-- Records to process --
☆ ☆ ☆ ☆ ☆

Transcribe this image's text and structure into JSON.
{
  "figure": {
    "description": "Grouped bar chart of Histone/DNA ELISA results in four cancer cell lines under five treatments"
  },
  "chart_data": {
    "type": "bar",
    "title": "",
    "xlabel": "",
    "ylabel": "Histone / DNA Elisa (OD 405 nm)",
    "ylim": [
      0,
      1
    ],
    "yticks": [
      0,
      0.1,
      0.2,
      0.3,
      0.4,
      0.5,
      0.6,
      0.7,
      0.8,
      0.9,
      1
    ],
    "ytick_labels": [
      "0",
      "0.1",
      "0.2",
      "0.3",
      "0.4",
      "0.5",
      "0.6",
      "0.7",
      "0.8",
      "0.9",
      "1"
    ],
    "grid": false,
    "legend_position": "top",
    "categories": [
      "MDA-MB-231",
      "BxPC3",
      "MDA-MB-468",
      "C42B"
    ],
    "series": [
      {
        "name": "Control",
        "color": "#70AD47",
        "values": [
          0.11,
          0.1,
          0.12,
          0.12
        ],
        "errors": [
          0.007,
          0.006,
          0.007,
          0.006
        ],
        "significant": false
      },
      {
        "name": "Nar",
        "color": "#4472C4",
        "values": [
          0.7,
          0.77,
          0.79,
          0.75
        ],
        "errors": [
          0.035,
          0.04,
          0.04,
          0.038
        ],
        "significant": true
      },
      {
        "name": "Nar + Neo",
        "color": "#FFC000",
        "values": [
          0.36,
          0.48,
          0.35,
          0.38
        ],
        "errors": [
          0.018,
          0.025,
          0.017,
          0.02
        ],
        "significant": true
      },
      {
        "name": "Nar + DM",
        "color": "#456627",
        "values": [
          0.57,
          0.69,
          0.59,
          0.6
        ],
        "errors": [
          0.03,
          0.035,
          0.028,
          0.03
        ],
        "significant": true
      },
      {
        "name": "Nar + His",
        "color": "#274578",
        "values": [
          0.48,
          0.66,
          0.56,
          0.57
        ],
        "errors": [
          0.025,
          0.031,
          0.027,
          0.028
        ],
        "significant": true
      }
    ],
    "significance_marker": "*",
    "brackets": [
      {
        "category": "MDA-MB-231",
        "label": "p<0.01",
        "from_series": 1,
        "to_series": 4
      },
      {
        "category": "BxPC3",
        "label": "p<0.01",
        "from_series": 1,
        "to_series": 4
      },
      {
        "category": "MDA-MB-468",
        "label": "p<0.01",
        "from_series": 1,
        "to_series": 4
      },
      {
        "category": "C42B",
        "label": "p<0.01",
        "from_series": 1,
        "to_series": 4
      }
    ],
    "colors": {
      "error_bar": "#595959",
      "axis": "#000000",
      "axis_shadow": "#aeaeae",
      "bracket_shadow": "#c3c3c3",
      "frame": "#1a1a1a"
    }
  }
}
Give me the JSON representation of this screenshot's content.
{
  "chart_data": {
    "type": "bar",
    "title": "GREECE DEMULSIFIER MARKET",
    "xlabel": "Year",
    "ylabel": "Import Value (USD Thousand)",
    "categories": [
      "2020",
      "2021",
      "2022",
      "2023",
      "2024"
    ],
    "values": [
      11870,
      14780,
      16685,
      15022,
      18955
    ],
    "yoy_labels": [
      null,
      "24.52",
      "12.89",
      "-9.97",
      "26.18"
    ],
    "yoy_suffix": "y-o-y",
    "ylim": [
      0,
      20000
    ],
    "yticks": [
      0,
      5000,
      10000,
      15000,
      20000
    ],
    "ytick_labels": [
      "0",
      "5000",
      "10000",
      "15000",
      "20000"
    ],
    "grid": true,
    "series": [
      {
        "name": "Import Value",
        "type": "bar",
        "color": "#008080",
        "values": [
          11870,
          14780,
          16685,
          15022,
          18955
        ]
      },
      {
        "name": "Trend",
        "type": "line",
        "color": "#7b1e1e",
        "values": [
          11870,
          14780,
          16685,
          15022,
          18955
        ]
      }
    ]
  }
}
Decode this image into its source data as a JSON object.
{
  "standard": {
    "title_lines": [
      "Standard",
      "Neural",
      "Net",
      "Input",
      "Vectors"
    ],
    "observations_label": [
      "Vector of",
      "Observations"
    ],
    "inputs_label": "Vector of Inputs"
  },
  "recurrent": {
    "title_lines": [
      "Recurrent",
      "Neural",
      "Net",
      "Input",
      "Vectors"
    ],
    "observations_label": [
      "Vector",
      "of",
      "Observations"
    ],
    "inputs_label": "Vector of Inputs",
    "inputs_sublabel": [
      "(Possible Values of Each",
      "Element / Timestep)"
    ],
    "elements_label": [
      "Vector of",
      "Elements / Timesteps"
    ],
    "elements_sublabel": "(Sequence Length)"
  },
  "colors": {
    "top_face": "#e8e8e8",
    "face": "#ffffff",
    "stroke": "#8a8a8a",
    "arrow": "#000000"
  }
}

☆ ☆ ☆ ☆ ☆

Transcribe the records above exactly, but only from the line that contains "Decode this image" through their final line, inclusive.

Decode this image into its source data as a JSON object.
{
  "standard": {
    "title_lines": [
      "Standard",
      "Neural",
      "Net",
      "Input",
      "Vectors"
    ],
    "observations_label": [
      "Vector of",
      "Observations"
    ],
    "inputs_label": "Vector of Inputs"
  },
  "recurrent": {
    "title_lines": [
      "Recurrent",
      "Neural",
      "Net",
      "Input",
      "Vectors"
    ],
    "observations_label": [
      "Vector",
      "of",
      "Observations"
    ],
    "inputs_label": "Vector of Inputs",
    "inputs_sublabel": [
      "(Possible Values of Each",
      "Element / Timestep)"
    ],
    "elements_label": [
      "Vector of",
      "Elements / Timesteps"
    ],
    "elements_sublabel": "(Sequence Length)"
  },
  "colors": {
    "top_face": "#e8e8e8",
    "face": "#ffffff",
    "stroke": "#8a8a8a",
    "arrow": "#000000"
  }
}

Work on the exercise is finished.